Start of Supplied records

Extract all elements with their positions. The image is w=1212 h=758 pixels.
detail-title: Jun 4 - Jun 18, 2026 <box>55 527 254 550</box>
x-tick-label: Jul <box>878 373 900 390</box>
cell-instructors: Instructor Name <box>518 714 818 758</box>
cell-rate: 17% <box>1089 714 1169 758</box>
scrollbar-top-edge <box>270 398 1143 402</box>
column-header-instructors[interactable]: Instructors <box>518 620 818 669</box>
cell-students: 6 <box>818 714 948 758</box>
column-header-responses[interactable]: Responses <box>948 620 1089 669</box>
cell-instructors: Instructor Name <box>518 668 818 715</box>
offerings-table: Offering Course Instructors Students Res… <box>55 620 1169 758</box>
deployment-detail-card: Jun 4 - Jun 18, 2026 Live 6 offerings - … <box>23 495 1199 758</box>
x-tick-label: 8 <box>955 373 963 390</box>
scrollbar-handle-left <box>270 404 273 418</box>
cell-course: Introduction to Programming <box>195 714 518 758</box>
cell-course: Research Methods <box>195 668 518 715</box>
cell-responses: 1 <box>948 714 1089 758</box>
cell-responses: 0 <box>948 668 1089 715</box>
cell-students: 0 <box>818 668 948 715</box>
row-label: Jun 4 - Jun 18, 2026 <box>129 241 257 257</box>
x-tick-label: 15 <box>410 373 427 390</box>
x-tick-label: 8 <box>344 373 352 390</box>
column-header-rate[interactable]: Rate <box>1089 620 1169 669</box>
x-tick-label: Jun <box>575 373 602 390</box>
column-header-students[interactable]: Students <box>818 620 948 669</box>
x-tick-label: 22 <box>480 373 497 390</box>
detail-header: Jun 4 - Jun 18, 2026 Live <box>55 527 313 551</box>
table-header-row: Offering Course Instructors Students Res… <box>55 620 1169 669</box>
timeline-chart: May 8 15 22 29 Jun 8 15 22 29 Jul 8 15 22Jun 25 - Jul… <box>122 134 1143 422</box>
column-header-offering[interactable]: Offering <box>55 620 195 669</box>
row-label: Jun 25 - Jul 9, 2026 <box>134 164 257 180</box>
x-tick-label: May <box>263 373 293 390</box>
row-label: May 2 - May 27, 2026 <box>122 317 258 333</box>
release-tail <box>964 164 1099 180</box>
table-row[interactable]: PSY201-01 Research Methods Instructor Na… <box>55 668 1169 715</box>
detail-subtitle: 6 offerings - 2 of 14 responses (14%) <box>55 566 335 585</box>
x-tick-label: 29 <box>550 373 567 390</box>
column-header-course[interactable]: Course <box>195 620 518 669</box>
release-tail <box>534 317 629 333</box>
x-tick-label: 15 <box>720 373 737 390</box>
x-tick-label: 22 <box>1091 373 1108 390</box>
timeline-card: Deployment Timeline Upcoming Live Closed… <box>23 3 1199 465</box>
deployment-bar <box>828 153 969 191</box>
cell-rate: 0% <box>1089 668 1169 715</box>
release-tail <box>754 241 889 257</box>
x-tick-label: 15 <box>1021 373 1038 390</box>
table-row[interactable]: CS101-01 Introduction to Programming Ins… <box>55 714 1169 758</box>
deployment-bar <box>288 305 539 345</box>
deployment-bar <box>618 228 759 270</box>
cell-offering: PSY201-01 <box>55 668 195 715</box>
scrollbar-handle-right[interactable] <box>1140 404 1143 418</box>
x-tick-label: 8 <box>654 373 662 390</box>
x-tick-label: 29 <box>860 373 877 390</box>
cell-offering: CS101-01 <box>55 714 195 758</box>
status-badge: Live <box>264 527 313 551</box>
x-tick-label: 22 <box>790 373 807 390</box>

End of Supplied records

▶ Your task: Present every line of the records above as a Markdown table with two columns, Row and Record line. Number the rows in order and leave out any blank lines.

▶ Solution to the problem:
| Row | Record line |
|---|---|
| 1 | Extract all elements with their positions. The image is w=1212 h=758 pixels. |
| 2 | detail-title: Jun 4 - Jun 18, 2026 <box>55 527 254 550</box> |
| 3 | x-tick-label: Jul <box>878 373 900 390</box> |
| 4 | cell-instructors: Instructor Name <box>518 714 818 758</box> |
| 5 | cell-rate: 17% <box>1089 714 1169 758</box> |
| 6 | scrollbar-top-edge <box>270 398 1143 402</box> |
| 7 | column-header-instructors[interactable]: Instructors <box>518 620 818 669</box> |
| 8 | cell-students: 6 <box>818 714 948 758</box> |
| 9 | column-header-responses[interactable]: Responses <box>948 620 1089 669</box> |
| 10 | cell-instructors: Instructor Name <box>518 668 818 715</box> |
| 11 | offerings-table: Offering Course Instructors Students Res… <box>55 620 1169 758</box> |
| 12 | deployment-detail-card: Jun 4 - Jun 18, 2026 Live 6 offerings - … <box>23 495 1199 758</box> |
| 13 | x-tick-label: 8 <box>955 373 963 390</box> |
| 14 | scrollbar-handle-left <box>270 404 273 418</box> |
| 15 | cell-course: Introduction to Programming <box>195 714 518 758</box> |
| 16 | cell-course: Research Methods <box>195 668 518 715</box> |
| 17 | cell-responses: 1 <box>948 714 1089 758</box> |
| 18 | cell-responses: 0 <box>948 668 1089 715</box> |
| 19 | cell-students: 0 <box>818 668 948 715</box> |
| 20 | row-label: Jun 4 - Jun 18, 2026 <box>129 241 257 257</box> |
| 21 | x-tick-label: 15 <box>410 373 427 390</box> |
| 22 | x-tick-label: 8 <box>344 373 352 390</box> |
| 23 | column-header-rate[interactable]: Rate <box>1089 620 1169 669</box> |
| 24 | x-tick-label: Jun <box>575 373 602 390</box> |
| 25 | column-header-students[interactable]: Students <box>818 620 948 669</box> |
| 26 | x-tick-label: 22 <box>480 373 497 390</box> |
| 27 | detail-header: Jun 4 - Jun 18, 2026 Live <box>55 527 313 551</box> |
| 28 | table-header-row: Offering Course Instructors Students Res… <box>55 620 1169 669</box> |
| 29 | timeline-chart: May 8 15 22 29 Jun 8 15 22 29 Jul 8 15 22Jun 25 - Jul… <box>122 134 1143 422</box> |
| 30 | column-header-offering[interactable]: Offering <box>55 620 195 669</box> |
| 31 | row-label: Jun 25 - Jul 9, 2026 <box>134 164 257 180</box> |
| 32 | x-tick-label: May <box>263 373 293 390</box> |
| 33 | row-label: May 2 - May 27, 2026 <box>122 317 258 333</box> |
| 34 | release-tail <box>964 164 1099 180</box> |
| 35 | table-row[interactable]: PSY201-01 Research Methods Instructor Na… <box>55 668 1169 715</box> |
| 36 | detail-subtitle: 6 offerings - 2 of 14 responses (14%) <box>55 566 335 585</box> |
| 37 | x-tick-label: 29 <box>550 373 567 390</box> |
| 38 | column-header-course[interactable]: Course <box>195 620 518 669</box> |
| 39 | release-tail <box>534 317 629 333</box> |
| 40 | x-tick-label: 15 <box>720 373 737 390</box> |
| 41 | x-tick-label: 22 <box>1091 373 1108 390</box> |
| 42 | timeline-card: Deployment Timeline Upcoming Live Closed… <box>23 3 1199 465</box> |
| 43 | deployment-bar <box>828 153 969 191</box> |
| 44 | cell-rate: 0% <box>1089 668 1169 715</box> |
| 45 | release-tail <box>754 241 889 257</box> |
| 46 | x-tick-label: 15 <box>1021 373 1038 390</box> |
| 47 | table-row[interactable]: CS101-01 Introduction to Programming Ins… <box>55 714 1169 758</box> |
| 48 | deployment-bar <box>288 305 539 345</box> |
| 49 | deployment-bar <box>618 228 759 270</box> |
| 50 | cell-offering: PSY201-01 <box>55 668 195 715</box> |
| 51 | scrollbar-handle-right[interactable] <box>1140 404 1143 418</box> |
| 52 | x-tick-label: 8 <box>654 373 662 390</box> |
| 53 | x-tick-label: 29 <box>860 373 877 390</box> |
| 54 | cell-offering: CS101-01 <box>55 714 195 758</box> |
| 55 | status-badge: Live <box>264 527 313 551</box> |
| 56 | x-tick-label: 22 <box>790 373 807 390</box> |